Comb through the entries for "demands" and pull out each line that holds it.
.....
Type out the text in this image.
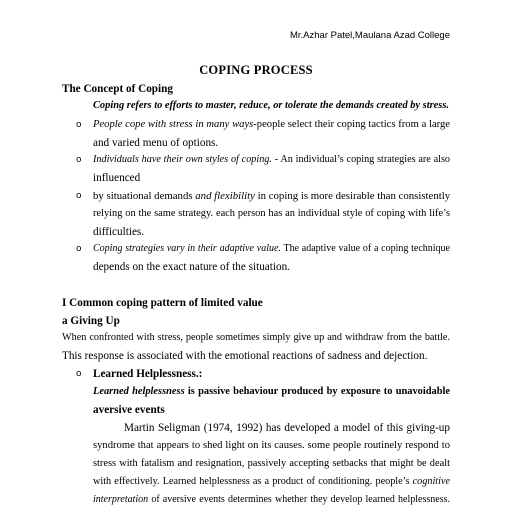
Mr.Azhar Patel,Maulana Azad College
COPING PROCESS
The Concept of Coping
Coping refers to efforts to master, reduce, or tolerate the demands created by stress.
o People cope with stress in many ways-people select their coping tactics from a large
and varied menu of options.
o Individuals have their own styles of coping. - An individual’s coping strategies are also
influenced
o by situational demands and flexibility in coping is more desirable than consistently
relying on the same strategy. each person has an individual style of coping with life’s
difficulties.
o Coping strategies vary in their adaptive value. The adaptive value of a coping technique
depends on the exact nature of the situation.
I Common coping pattern of limited value
a Giving Up
When confronted with stress, people sometimes simply give up and withdraw from the battle.
This response is associated with the emotional reactions of sadness and dejection.
o Learned Helplessness.:
Learned helplessness is passive behaviour produced by exposure to unavoidable
aversive events
Martin Seligman (1974, 1992) has developed a model of this giving-up
syndrome that appears to shed light on its causes. some people routinely respond to
stress with fatalism and resignation, passively accepting setbacks that might be dealt
with effectively. Learned helplessness as a product of conditioning. people’s cognitive
interpretation of aversive events determines whether they develop learned helplessness.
.....
◆ Expected answer
Coping refers to efforts to master, reduce, or tolerate the demands created by stress.
o by situational demands and flexibility in coping is more desirable than consistently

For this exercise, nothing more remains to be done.